* [Written instruction]: Transcribe each line of the material as it is, and drop any picture.

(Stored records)
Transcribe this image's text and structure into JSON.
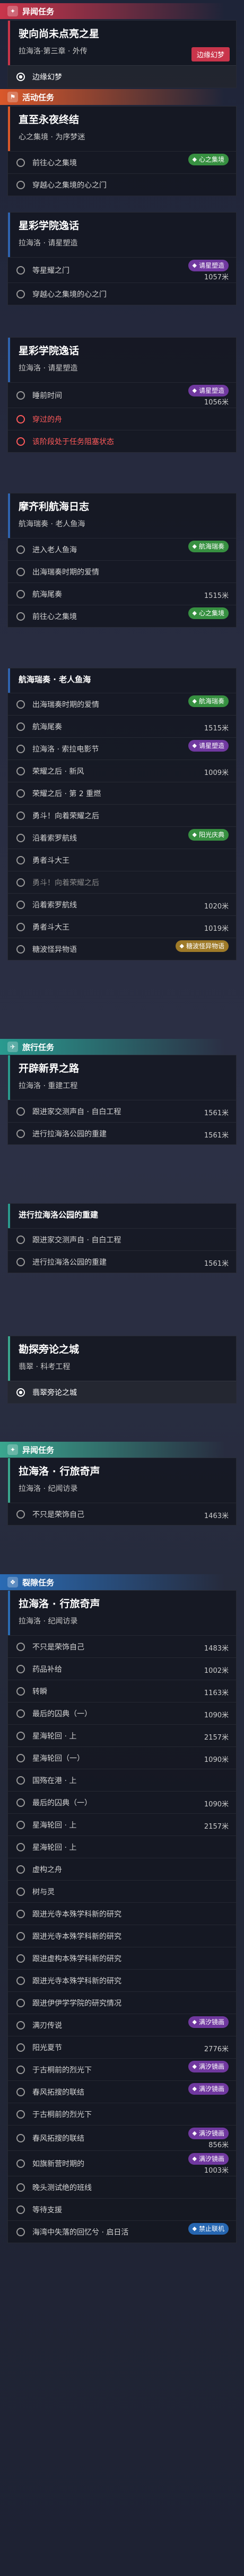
{
  "colors": {
    "anomaly": "#c9354b",
    "event": "#d9582b",
    "story": "#2f63b0",
    "journey": "#2a9a8f",
    "fragment": "#3aa68f",
    "rift": "#2a6bb4",
    "warn": "#ff5a5a",
    "badge_green": "#3ca046",
    "badge_purple": "#783caa",
    "badge_gold": "#aa8228"
  },
  "sections": {
    "anomaly": "异闻任务",
    "event": "活动任务",
    "journey": "旅行任务",
    "rift": "裂隙任务"
  },
  "cards": [
    {
      "title": "驶向尚未点亮之星",
      "subtitle": "拉海洛·第三章 · 外传",
      "tag": "边缘幻梦",
      "steps": [
        {
          "label": "边缘幻梦",
          "state": "current"
        }
      ]
    },
    {
      "title": "直至永夜终结",
      "subtitle": "心之集境 · 为序梦迷",
      "steps": [
        {
          "label": "前往心之集境",
          "badge": "心之集境",
          "badge_color": "green"
        },
        {
          "label": "穿越心之集境的心之门"
        }
      ]
    },
    {
      "title": "星彩学院逸话",
      "subtitle": "拉海洛 · 请星塑造",
      "steps": [
        {
          "label": "等星耀之门",
          "badge": "请星塑造",
          "badge_color": "purple",
          "dist": "1057米"
        },
        {
          "label": "穿越心之集境的心之门"
        }
      ]
    },
    {
      "title": "星彩学院逸话",
      "subtitle": "拉海洛 · 请星塑造",
      "steps": [
        {
          "label": "睡前时间",
          "badge": "请星塑造",
          "badge_color": "purple",
          "dist": "1056米"
        },
        {
          "label": "穿过的舟",
          "state": "warn"
        },
        {
          "label": "该阶段处于任务阻塞状态",
          "state": "warn"
        }
      ]
    },
    {
      "title": "摩齐利航海日志",
      "subtitle": "航海瑞奏 · 老人鱼海",
      "steps": [
        {
          "label": "进入老人鱼海",
          "badge": "航海瑞奏",
          "badge_color": "green"
        },
        {
          "label": "出海瑞奏时期的爱情"
        },
        {
          "label": "航海尾奏",
          "dist": "1515米"
        },
        {
          "label": "前往心之集境",
          "badge": "心之集境",
          "badge_color": "green"
        }
      ]
    },
    {
      "title": "航海瑞奏 · 老人鱼海",
      "subtitle": "",
      "steps": [
        {
          "label": "出海瑞奏时期的爱情",
          "badge": "航海瑞奏",
          "badge_color": "green"
        },
        {
          "label": "航海尾奏",
          "dist": "1515米"
        },
        {
          "label": "拉海洛 · 索拉电影节",
          "badge": "请星塑造",
          "badge_color": "purple"
        },
        {
          "label": "荣耀之后 · 新风",
          "dist": "1009米"
        },
        {
          "label": "荣耀之后 · 第 2 重燃"
        },
        {
          "label": "勇斗！向着荣耀之后"
        },
        {
          "label": "沿着索罗航线",
          "badge": "阳光庆典",
          "badge_color": "green"
        },
        {
          "label": "勇者斗大王"
        },
        {
          "label": "勇斗！向着荣耀之后",
          "state": "skip"
        },
        {
          "label": "沿着索罗航线",
          "dist": "1020米"
        },
        {
          "label": "勇者斗大王",
          "dist": "1019米"
        },
        {
          "label": "糖波怪异物语",
          "badge": "糖波怪异物语",
          "badge_color": "gold"
        }
      ]
    },
    {
      "title": "开辟新界之路",
      "subtitle": "拉海洛 · 重建工程",
      "steps": [
        {
          "label": "跟进家交测声自 · 自白工程",
          "dist": "1561米"
        },
        {
          "label": "进行拉海洛公园的重建",
          "dist": "1561米"
        }
      ]
    },
    {
      "title": "进行拉海洛公园的重建",
      "subtitle": "",
      "steps": [
        {
          "label": "跟进家交测声自 · 自白工程"
        },
        {
          "label": "进行拉海洛公园的重建",
          "dist": "1561米"
        }
      ]
    },
    {
      "title": "勘探旁论之城",
      "subtitle": "翡翠 · 科考工程",
      "steps": [
        {
          "label": "翡翠旁论之城",
          "state": "current"
        }
      ]
    },
    {
      "title": "拉海洛 · 行旅奇声",
      "subtitle": "拉海洛 · 纪闻访录",
      "steps": [
        {
          "label": "不只是荣饰自己",
          "dist": "1463米"
        }
      ]
    },
    {
      "title": "拉海洛 · 行旅奇声",
      "subtitle": "拉海洛 · 纪闻访录",
      "steps": [
        {
          "label": "不只是荣饰自己",
          "dist": "1483米"
        },
        {
          "label": "药品补给",
          "dist": "1002米"
        },
        {
          "label": "转瞬",
          "dist": "1163米"
        },
        {
          "label": "最后的囚典（一）",
          "dist": "1090米"
        },
        {
          "label": "星海轮回 · 上",
          "dist": "2157米"
        },
        {
          "label": "星海轮回（一）",
          "dist": "1090米"
        },
        {
          "label": "国殇在港 · 上"
        },
        {
          "label": "最后的囚典（一）",
          "dist": "1090米"
        },
        {
          "label": "星海轮回 · 上",
          "dist": "2157米"
        },
        {
          "label": "星海轮回 · 上"
        },
        {
          "label": "虚构之舟"
        },
        {
          "label": "树与灵"
        },
        {
          "label": "跟进光寺本殊学科新的研究"
        },
        {
          "label": "跟进光寺本殊学科新的研究"
        },
        {
          "label": "跟进虚构本殊学科新的研究"
        },
        {
          "label": "跟进光寺本殊学科新的研究"
        },
        {
          "label": "跟进伊伊学学院的研究情况"
        },
        {
          "label": "满刃传说",
          "badge": "满汐镜画",
          "badge_color": "purple"
        },
        {
          "label": "阳光夏节",
          "dist": "2776米"
        },
        {
          "label": "于古桐前的烈光下",
          "badge": "满汐镜画",
          "badge_color": "purple"
        },
        {
          "label": "春风拓搜的联结",
          "badge": "满汐镜画",
          "badge_color": "purple"
        },
        {
          "label": "于古桐前的烈光下"
        },
        {
          "label": "春风拓搜的联结",
          "badge": "满汐镜画",
          "badge_color": "purple",
          "dist": "856米"
        },
        {
          "label": "如旗新营时期的",
          "badge": "满汐镜画",
          "badge_color": "purple",
          "dist": "1003米"
        },
        {
          "label": "晚头测试绝的班线"
        },
        {
          "label": "等待支援"
        },
        {
          "label": "海湾中失落的回忆兮 · 启日活",
          "badge": "禁止联机",
          "badge_color": "blue"
        }
      ]
    }
  ]
}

* [The completed task]:
Transcribe this image's text and structure into JSON.
{
  "colors": {
    "anomaly": "#c9354b",
    "event": "#d9582b",
    "story": "#2f63b0",
    "journey": "#2a9a8f",
    "fragment": "#3aa68f",
    "rift": "#2a6bb4",
    "warn": "#ff5a5a",
    "badge_green": "#3ca046",
    "badge_purple": "#783caa",
    "badge_gold": "#aa8228"
  },
  "sections": {
    "anomaly": "异闻任务",
    "event": "活动任务",
    "journey": "旅行任务",
    "rift": "裂隙任务"
  },
  "cards": [
    {
      "title": "驶向尚未点亮之星",
      "subtitle": "拉海洛·第三章 · 外传",
      "tag": "边缘幻梦",
      "steps": [
        {
          "label": "边缘幻梦",
          "state": "current"
        }
      ]
    },
    {
      "title": "直至永夜终结",
      "subtitle": "心之集境 · 为序梦迷",
      "steps": [
        {
          "label": "前往心之集境",
          "badge": "心之集境",
          "badge_color": "green"
        },
        {
          "label": "穿越心之集境的心之门"
        }
      ]
    },
    {
      "title": "星彩学院逸话",
      "subtitle": "拉海洛 · 请星塑造",
      "steps": [
        {
          "label": "等星耀之门",
          "badge": "请星塑造",
          "badge_color": "purple",
          "dist": "1057米"
        },
        {
          "label": "穿越心之集境的心之门"
        }
      ]
    },
    {
      "title": "星彩学院逸话",
      "subtitle": "拉海洛 · 请星塑造",
      "steps": [
        {
          "label": "睡前时间",
          "badge": "请星塑造",
          "badge_color": "purple",
          "dist": "1056米"
        },
        {
          "label": "穿过的舟",
          "state": "warn"
        },
        {
          "label": "该阶段处于任务阻塞状态",
          "state": "warn"
        }
      ]
    },
    {
      "title": "摩齐利航海日志",
      "subtitle": "航海瑞奏 · 老人鱼海",
      "steps": [
        {
          "label": "进入老人鱼海",
          "badge": "航海瑞奏",
          "badge_color": "green"
        },
        {
          "label": "出海瑞奏时期的爱情"
        },
        {
          "label": "航海尾奏",
          "dist": "1515米"
        },
        {
          "label": "前往心之集境",
          "badge": "心之集境",
          "badge_color": "green"
        }
      ]
    },
    {
      "title": "航海瑞奏 · 老人鱼海",
      "subtitle": "",
      "steps": [
        {
          "label": "出海瑞奏时期的爱情",
          "badge": "航海瑞奏",
          "badge_color": "green"
        },
        {
          "label": "航海尾奏",
          "dist": "1515米"
        },
        {
          "label": "拉海洛 · 索拉电影节",
          "badge": "请星塑造",
          "badge_color": "purple"
        },
        {
          "label": "荣耀之后 · 新风",
          "dist": "1009米"
        },
        {
          "label": "荣耀之后 · 第 2 重燃"
        },
        {
          "label": "勇斗！向着荣耀之后"
        },
        {
          "label": "沿着索罗航线",
          "badge": "阳光庆典",
          "badge_color": "green"
        },
        {
          "label": "勇者斗大王"
        },
        {
          "label": "勇斗！向着荣耀之后",
          "state": "skip"
        },
        {
          "label": "沿着索罗航线",
          "dist": "1020米"
        },
        {
          "label": "勇者斗大王",
          "dist": "1019米"
        },
        {
          "label": "糖波怪异物语",
          "badge": "糖波怪异物语",
          "badge_color": "gold"
        }
      ]
    },
    {
      "title": "开辟新界之路",
      "subtitle": "拉海洛 · 重建工程",
      "steps": [
        {
          "label": "跟进家交测声自 · 自白工程",
          "dist": "1561米"
        },
        {
          "label": "进行拉海洛公园的重建",
          "dist": "1561米"
        }
      ]
    },
    {
      "title": "进行拉海洛公园的重建",
      "subtitle": "",
      "steps": [
        {
          "label": "跟进家交测声自 · 自白工程"
        },
        {
          "label": "进行拉海洛公园的重建",
          "dist": "1561米"
        }
      ]
    },
    {
      "title": "勘探旁论之城",
      "subtitle": "翡翠 · 科考工程",
      "steps": [
        {
          "label": "翡翠旁论之城",
          "state": "current"
        }
      ]
    },
    {
      "title": "拉海洛 · 行旅奇声",
      "subtitle": "拉海洛 · 纪闻访录",
      "steps": [
        {
          "label": "不只是荣饰自己",
          "dist": "1463米"
        }
      ]
    },
    {
      "title": "拉海洛 · 行旅奇声",
      "subtitle": "拉海洛 · 纪闻访录",
      "steps": [
        {
          "label": "不只是荣饰自己",
          "dist": "1483米"
        },
        {
          "label": "药品补给",
          "dist": "1002米"
        },
        {
          "label": "转瞬",
          "dist": "1163米"
        },
        {
          "label": "最后的囚典（一）",
          "dist": "1090米"
        },
        {
          "label": "星海轮回 · 上",
          "dist": "2157米"
        },
        {
          "label": "星海轮回（一）",
          "dist": "1090米"
        },
        {
          "label": "国殇在港 · 上"
        },
        {
          "label": "最后的囚典（一）",
          "dist": "1090米"
        },
        {
          "label": "星海轮回 · 上",
          "dist": "2157米"
        },
        {
          "label": "星海轮回 · 上"
        },
        {
          "label": "虚构之舟"
        },
        {
          "label": "树与灵"
        },
        {
          "label": "跟进光寺本殊学科新的研究"
        },
        {
          "label": "跟进光寺本殊学科新的研究"
        },
        {
          "label": "跟进虚构本殊学科新的研究"
        },
        {
          "label": "跟进光寺本殊学科新的研究"
        },
        {
          "label": "跟进伊伊学学院的研究情况"
        },
        {
          "label": "满刃传说",
          "badge": "满汐镜画",
          "badge_color": "purple"
        },
        {
          "label": "阳光夏节",
          "dist": "2776米"
        },
        {
          "label": "于古桐前的烈光下",
          "badge": "满汐镜画",
          "badge_color": "purple"
        },
        {
          "label": "春风拓搜的联结",
          "badge": "满汐镜画",
          "badge_color": "purple"
        },
        {
          "label": "于古桐前的烈光下"
        },
        {
          "label": "春风拓搜的联结",
          "badge": "满汐镜画",
          "badge_color": "purple",
          "dist": "856米"
        },
        {
          "label": "如旗新营时期的",
          "badge": "满汐镜画",
          "badge_color": "purple",
          "dist": "1003米"
        },
        {
          "label": "晚头测试绝的班线"
        },
        {
          "label": "等待支援"
        },
        {
          "label": "海湾中失落的回忆兮 · 启日活",
          "badge": "禁止联机",
          "badge_color": "blue"
        }
      ]
    }
  ]
}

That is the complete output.